# Data shown
=======
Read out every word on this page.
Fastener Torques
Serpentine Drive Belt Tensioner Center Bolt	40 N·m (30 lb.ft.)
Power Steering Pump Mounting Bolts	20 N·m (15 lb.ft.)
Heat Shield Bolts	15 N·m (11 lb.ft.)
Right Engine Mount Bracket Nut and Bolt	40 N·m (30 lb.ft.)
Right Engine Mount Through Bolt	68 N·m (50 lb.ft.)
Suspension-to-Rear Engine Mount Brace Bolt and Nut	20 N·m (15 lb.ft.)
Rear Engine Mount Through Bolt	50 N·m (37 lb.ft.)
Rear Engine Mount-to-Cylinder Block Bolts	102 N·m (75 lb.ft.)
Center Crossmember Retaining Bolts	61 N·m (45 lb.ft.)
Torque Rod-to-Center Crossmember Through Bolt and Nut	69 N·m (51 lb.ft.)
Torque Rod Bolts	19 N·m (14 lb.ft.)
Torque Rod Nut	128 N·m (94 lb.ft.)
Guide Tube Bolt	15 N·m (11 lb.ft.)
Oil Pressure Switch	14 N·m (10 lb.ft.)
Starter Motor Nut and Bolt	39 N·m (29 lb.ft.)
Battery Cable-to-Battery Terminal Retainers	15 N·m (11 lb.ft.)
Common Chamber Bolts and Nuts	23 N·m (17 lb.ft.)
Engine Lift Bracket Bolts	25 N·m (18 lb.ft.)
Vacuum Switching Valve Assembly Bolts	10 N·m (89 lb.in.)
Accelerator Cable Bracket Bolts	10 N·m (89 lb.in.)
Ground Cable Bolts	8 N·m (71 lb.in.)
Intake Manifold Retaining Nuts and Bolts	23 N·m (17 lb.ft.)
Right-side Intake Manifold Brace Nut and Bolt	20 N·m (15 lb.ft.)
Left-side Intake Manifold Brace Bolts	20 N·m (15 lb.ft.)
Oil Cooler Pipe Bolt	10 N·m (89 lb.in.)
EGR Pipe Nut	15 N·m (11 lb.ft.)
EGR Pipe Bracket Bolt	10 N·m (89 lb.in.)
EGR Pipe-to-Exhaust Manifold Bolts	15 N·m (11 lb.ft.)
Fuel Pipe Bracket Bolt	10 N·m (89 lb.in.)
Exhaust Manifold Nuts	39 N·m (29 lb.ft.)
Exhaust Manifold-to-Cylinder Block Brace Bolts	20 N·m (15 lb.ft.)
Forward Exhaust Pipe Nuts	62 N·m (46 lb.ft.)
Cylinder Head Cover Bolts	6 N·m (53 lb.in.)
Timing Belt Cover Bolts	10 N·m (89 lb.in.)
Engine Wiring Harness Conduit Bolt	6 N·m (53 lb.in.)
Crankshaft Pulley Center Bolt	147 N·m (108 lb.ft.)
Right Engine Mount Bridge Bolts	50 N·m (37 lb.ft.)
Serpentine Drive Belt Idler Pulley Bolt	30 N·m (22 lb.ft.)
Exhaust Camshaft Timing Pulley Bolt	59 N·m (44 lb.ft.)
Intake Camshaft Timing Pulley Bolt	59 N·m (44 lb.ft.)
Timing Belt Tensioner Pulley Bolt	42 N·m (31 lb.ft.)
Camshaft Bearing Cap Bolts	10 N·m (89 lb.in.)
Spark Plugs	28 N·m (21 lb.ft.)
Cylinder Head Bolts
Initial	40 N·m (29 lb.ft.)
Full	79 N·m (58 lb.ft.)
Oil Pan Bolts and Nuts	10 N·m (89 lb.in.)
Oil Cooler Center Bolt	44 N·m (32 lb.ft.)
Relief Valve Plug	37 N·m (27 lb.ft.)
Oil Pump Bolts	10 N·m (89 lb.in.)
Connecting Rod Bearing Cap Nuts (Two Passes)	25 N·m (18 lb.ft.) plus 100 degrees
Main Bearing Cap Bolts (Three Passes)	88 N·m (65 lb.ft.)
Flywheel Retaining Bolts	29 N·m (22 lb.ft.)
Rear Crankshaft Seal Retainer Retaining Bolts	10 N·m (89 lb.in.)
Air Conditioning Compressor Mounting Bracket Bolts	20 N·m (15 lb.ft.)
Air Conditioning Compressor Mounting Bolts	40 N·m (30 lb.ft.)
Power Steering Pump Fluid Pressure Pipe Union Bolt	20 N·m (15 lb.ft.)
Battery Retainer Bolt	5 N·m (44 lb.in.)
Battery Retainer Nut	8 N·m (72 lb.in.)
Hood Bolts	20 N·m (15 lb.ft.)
=======
# Instructions for the task
Each line of the material should be duplicated exactly, please.

# Solution to this problem
Read out every word on this page.
Fastener Torques
Serpentine Drive Belt Tensioner Center Bolt	40 N·m (30 lb.ft.)
Power Steering Pump Mounting Bolts	20 N·m (15 lb.ft.)
Heat Shield Bolts	15 N·m (11 lb.ft.)
Right Engine Mount Bracket Nut and Bolt	40 N·m (30 lb.ft.)
Right Engine Mount Through Bolt	68 N·m (50 lb.ft.)
Suspension-to-Rear Engine Mount Brace Bolt and Nut	20 N·m (15 lb.ft.)
Rear Engine Mount Through Bolt	50 N·m (37 lb.ft.)
Rear Engine Mount-to-Cylinder Block Bolts	102 N·m (75 lb.ft.)
Center Crossmember Retaining Bolts	61 N·m (45 lb.ft.)
Torque Rod-to-Center Crossmember Through Bolt and Nut	69 N·m (51 lb.ft.)
Torque Rod Bolts	19 N·m (14 lb.ft.)
Torque Rod Nut	128 N·m (94 lb.ft.)
Guide Tube Bolt	15 N·m (11 lb.ft.)
Oil Pressure Switch	14 N·m (10 lb.ft.)
Starter Motor Nut and Bolt	39 N·m (29 lb.ft.)
Battery Cable-to-Battery Terminal Retainers	15 N·m (11 lb.ft.)
Common Chamber Bolts and Nuts	23 N·m (17 lb.ft.)
Engine Lift Bracket Bolts	25 N·m (18 lb.ft.)
Vacuum Switching Valve Assembly Bolts	10 N·m (89 lb.in.)
Accelerator Cable Bracket Bolts	10 N·m (89 lb.in.)
Ground Cable Bolts	8 N·m (71 lb.in.)
Intake Manifold Retaining Nuts and Bolts	23 N·m (17 lb.ft.)
Right-side Intake Manifold Brace Nut and Bolt	20 N·m (15 lb.ft.)
Left-side Intake Manifold Brace Bolts	20 N·m (15 lb.ft.)
Oil Cooler Pipe Bolt	10 N·m (89 lb.in.)
EGR Pipe Nut	15 N·m (11 lb.ft.)
EGR Pipe Bracket Bolt	10 N·m (89 lb.in.)
EGR Pipe-to-Exhaust Manifold Bolts	15 N·m (11 lb.ft.)
Fuel Pipe Bracket Bolt	10 N·m (89 lb.in.)
Exhaust Manifold Nuts	39 N·m (29 lb.ft.)
Exhaust Manifold-to-Cylinder Block Brace Bolts	20 N·m (15 lb.ft.)
Forward Exhaust Pipe Nuts	62 N·m (46 lb.ft.)
Cylinder Head Cover Bolts	6 N·m (53 lb.in.)
Timing Belt Cover Bolts	10 N·m (89 lb.in.)
Engine Wiring Harness Conduit Bolt	6 N·m (53 lb.in.)
Crankshaft Pulley Center Bolt	147 N·m (108 lb.ft.)
Right Engine Mount Bridge Bolts	50 N·m (37 lb.ft.)
Serpentine Drive Belt Idler Pulley Bolt	30 N·m (22 lb.ft.)
Exhaust Camshaft Timing Pulley Bolt	59 N·m (44 lb.ft.)
Intake Camshaft Timing Pulley Bolt	59 N·m (44 lb.ft.)
Timing Belt Tensioner Pulley Bolt	42 N·m (31 lb.ft.)
Camshaft Bearing Cap Bolts	10 N·m (89 lb.in.)
Spark Plugs	28 N·m (21 lb.ft.)
Cylinder Head Bolts
Initial	40 N·m (29 lb.ft.)
Full	79 N·m (58 lb.ft.)
Oil Pan Bolts and Nuts	10 N·m (89 lb.in.)
Oil Cooler Center Bolt	44 N·m (32 lb.ft.)
Relief Valve Plug	37 N·m (27 lb.ft.)
Oil Pump Bolts	10 N·m (89 lb.in.)
Connecting Rod Bearing Cap Nuts (Two Passes)	25 N·m (18 lb.ft.) plus 100 degrees
Main Bearing Cap Bolts (Three Passes)	88 N·m (65 lb.ft.)
Flywheel Retaining Bolts	29 N·m (22 lb.ft.)
Rear Crankshaft Seal Retainer Retaining Bolts	10 N·m (89 lb.in.)
Air Conditioning Compressor Mounting Bracket Bolts	20 N·m (15 lb.ft.)
Air Conditioning Compressor Mounting Bolts	40 N·m (30 lb.ft.)
Power Steering Pump Fluid Pressure Pipe Union Bolt	20 N·m (15 lb.ft.)
Battery Retainer Bolt	5 N·m (44 lb.in.)
Battery Retainer Nut	8 N·m (72 lb.in.)
Hood Bolts	20 N·m (15 lb.ft.)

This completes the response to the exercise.